* BEGIN Record list *

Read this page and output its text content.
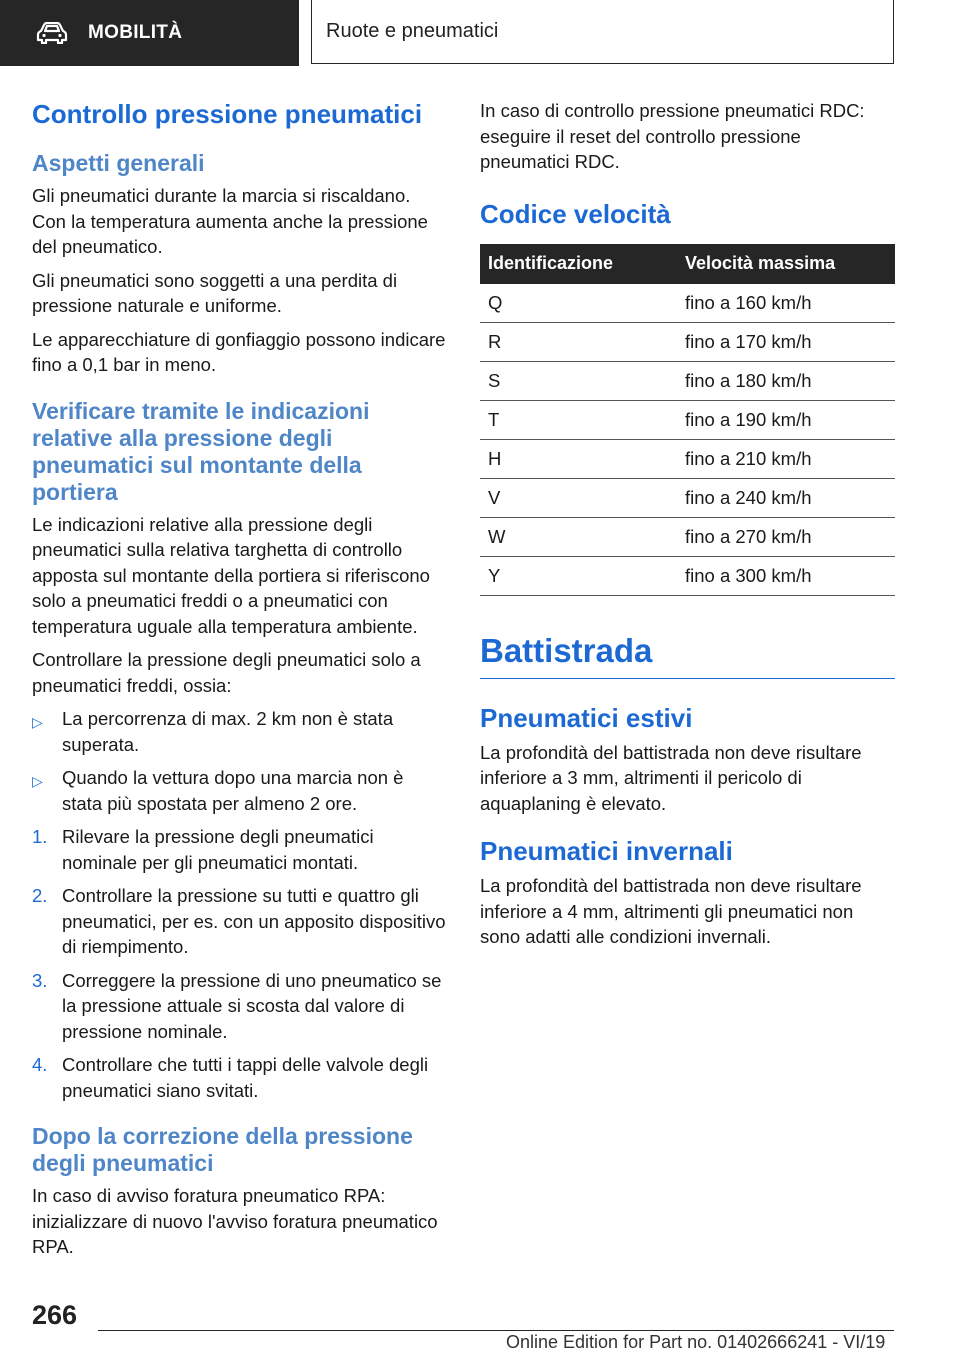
MOBILITÀ	Ruote e pneumatici
Controllo pressione pneumatici
Aspetti generali

Gli pneumatici durante la marcia si riscaldano. Con la temperatura aumenta anche la pressione del pneumatico.

Gli pneumatici sono soggetti a una perdita di pressione naturale e uniforme.

Le apparecchiature di gonfiaggio possono indicare fino a 0,1 bar in meno.

Verificare tramite le indicazioni relative alla pressione degli pneumatici sul montante della portiera

Le indicazioni relative alla pressione degli pneumatici sulla relativa targhetta di controllo apposta sul montante della portiera si riferiscono solo a pneumatici freddi o a pneumatici con temperatura uguale alla temperatura ambiente.

Controllare la pressione degli pneumatici solo a pneumatici freddi, ossia:

▷ La percorrenza di max. 2 km non è stata superata.
▷ Quando la vettura dopo una marcia non è stata più spostata per almeno 2 ore.
1. Rilevare la pressione degli pneumatici nominale per gli pneumatici montati.
2. Controllare la pressione su tutti e quattro gli pneumatici, per es. con un apposito dispositivo di riempimento.
3. Correggere la pressione di uno pneumatico se la pressione attuale si scosta dal valore di pressione nominale.
4. Controllare che tutti i tappi delle valvole degli pneumatici siano svitati.
Dopo la correzione della pressione degli pneumatici

In caso di avviso foratura pneumatico RPA: inizializzare di nuovo l'avviso foratura pneumatico RPA.

In caso di controllo pressione pneumatici RDC: eseguire il reset del controllo pressione pneumatici RDC.

Codice velocità
Identificazione	Velocità massima
Q	fino a 160 km/h
R	fino a 170 km/h
S	fino a 180 km/h
T	fino a 190 km/h
H	fino a 210 km/h
V	fino a 240 km/h
W	fino a 270 km/h
Y	fino a 300 km/h
Battistrada
Pneumatici estivi

La profondità del battistrada non deve risultare inferiore a 3 mm, altrimenti il pericolo di aquaplaning è elevato.

Pneumatici invernali

La profondità del battistrada non deve risultare inferiore a 4 mm, altrimenti gli pneumatici non sono adatti alle condizioni invernali.

266
Online Edition for Part no. 01402666241 - VI/19
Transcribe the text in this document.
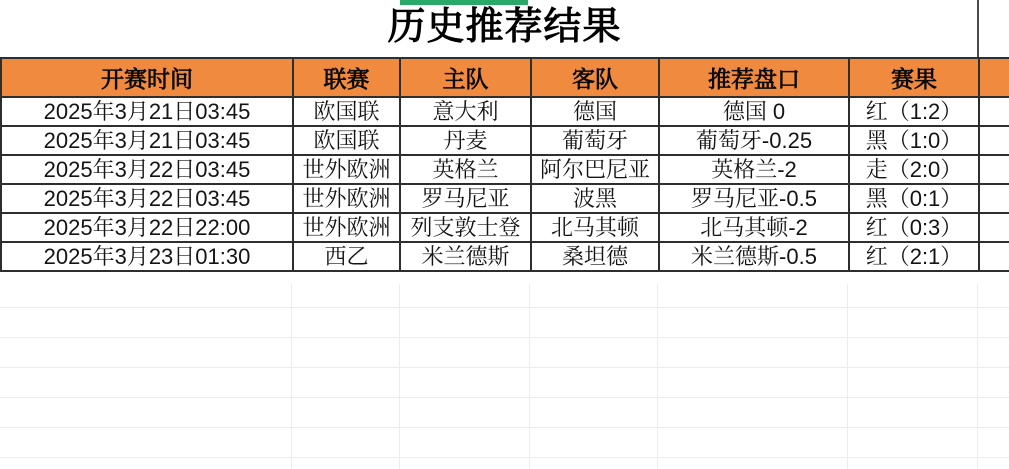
历史推荐结果
开赛时间	联赛	主队	客队	推荐盘口	赛果	
2025年3月21日03:45	欧国联	意大利	德国	德国 0	红（1:2）	
2025年3月21日03:45	欧国联	丹麦	葡萄牙	葡萄牙-0.25	黑（1:0）	
2025年3月22日03:45	世外欧洲	英格兰	阿尔巴尼亚	英格兰-2	走（2:0）	
2025年3月22日03:45	世外欧洲	罗马尼亚	波黑	罗马尼亚-0.5	黑（0:1）	
2025年3月22日22:00	世外欧洲	列支敦士登	北马其顿	北马其顿-2	红（0:3）	
2025年3月23日01:30	西乙	米兰德斯	桑坦德	米兰德斯-0.5	红（2:1）	
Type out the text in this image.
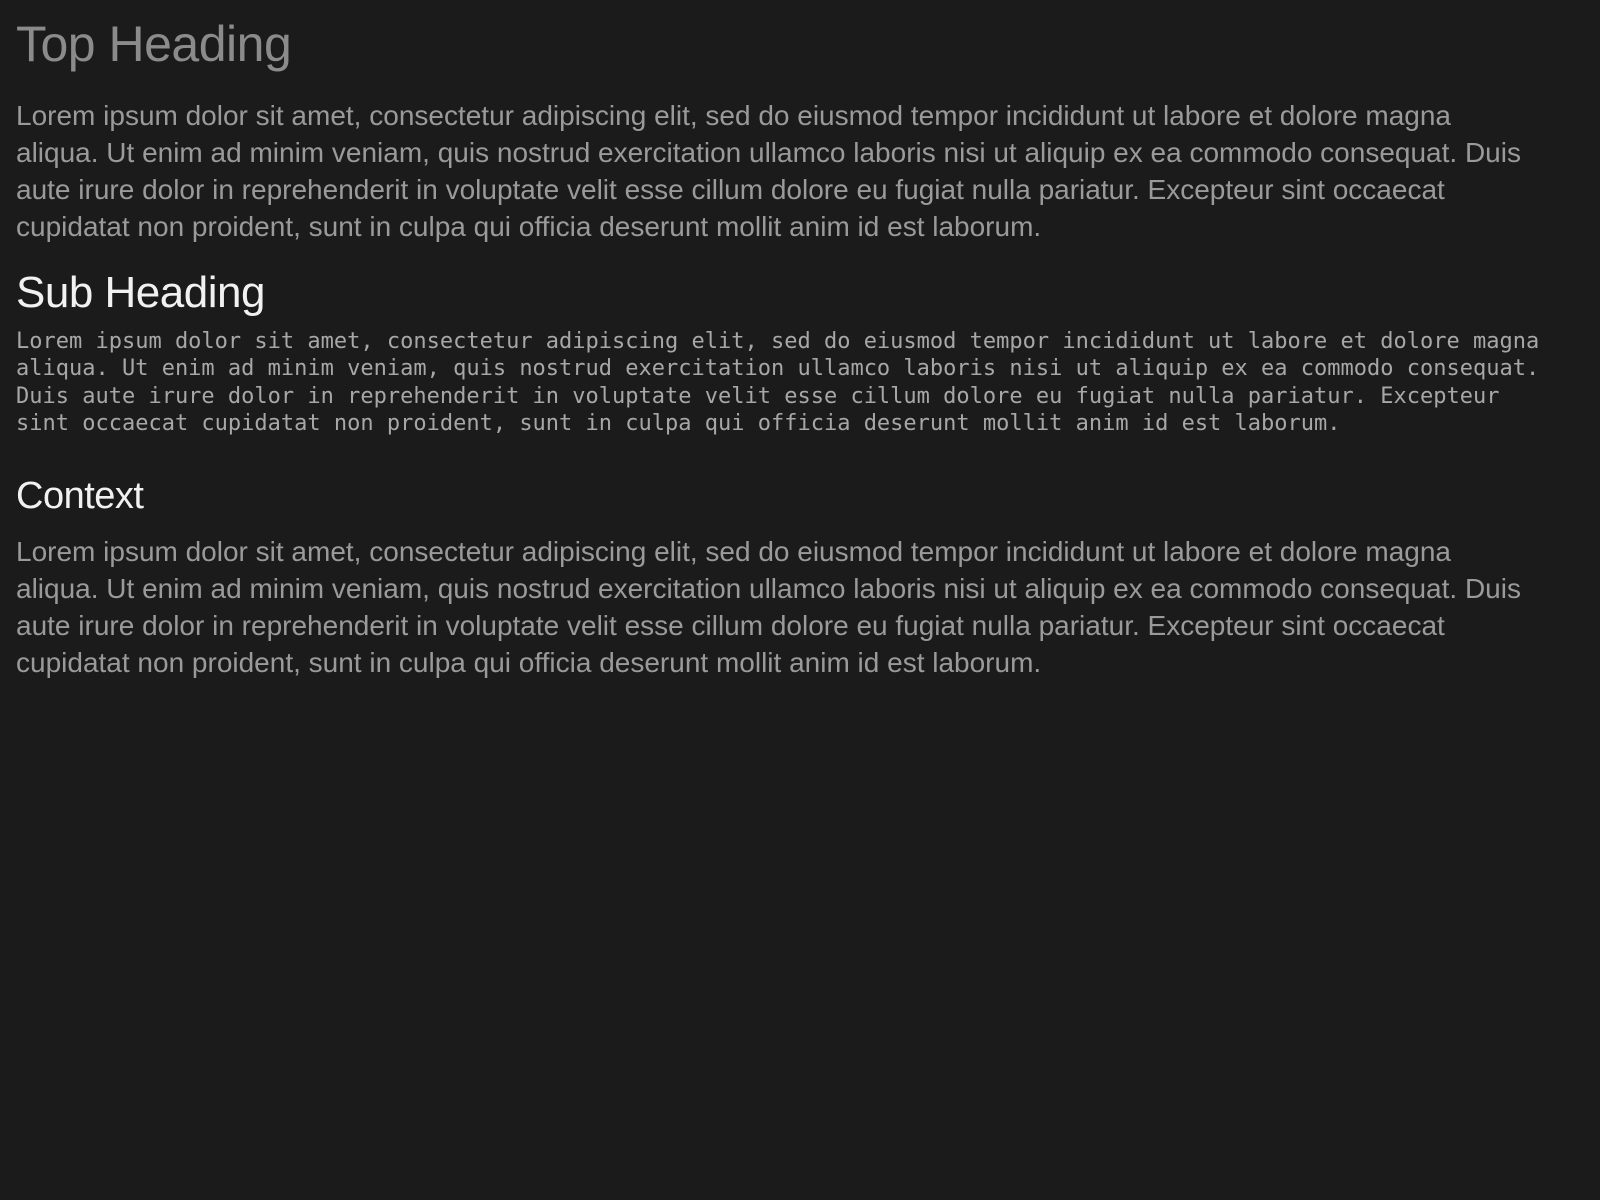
Top Heading

Lorem ipsum dolor sit amet, consectetur adipiscing elit, sed do eiusmod tempor incididunt ut labore et dolore magna aliqua. Ut enim ad minim veniam, quis nostrud exercitation ullamco laboris nisi ut aliquip ex ea commodo consequat. Duis aute irure dolor in reprehenderit in voluptate velit esse cillum dolore eu fugiat nulla pariatur. Excepteur sint occaecat cupidatat non proident, sunt in culpa qui officia deserunt mollit anim id est laborum.

Sub Heading

Lorem ipsum dolor sit amet, consectetur adipiscing elit, sed do eiusmod tempor incididunt ut labore et dolore magna aliqua. Ut enim ad minim veniam, quis nostrud exercitation ullamco laboris nisi ut aliquip ex ea commodo consequat. Duis aute irure dolor in reprehenderit in voluptate velit esse cillum dolore eu fugiat nulla pariatur. Excepteur sint occaecat cupidatat non proident, sunt in culpa qui officia deserunt mollit anim id est laborum.

Context

Lorem ipsum dolor sit amet, consectetur adipiscing elit, sed do eiusmod tempor incididunt ut labore et dolore magna aliqua. Ut enim ad minim veniam, quis nostrud exercitation ullamco laboris nisi ut aliquip ex ea commodo consequat. Duis aute irure dolor in reprehenderit in voluptate velit esse cillum dolore eu fugiat nulla pariatur. Excepteur sint occaecat cupidatat non proident, sunt in culpa qui officia deserunt mollit anim id est laborum.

* END Record list *

What is expected:
Above are the records. Identify each line that contains the word "invernali".

Complete answer:
Pneumatici invernali
La profondità del battistrada non deve risultare inferiore a 4 mm, altrimenti gli pneumatici non sono adatti alle condizioni invernali.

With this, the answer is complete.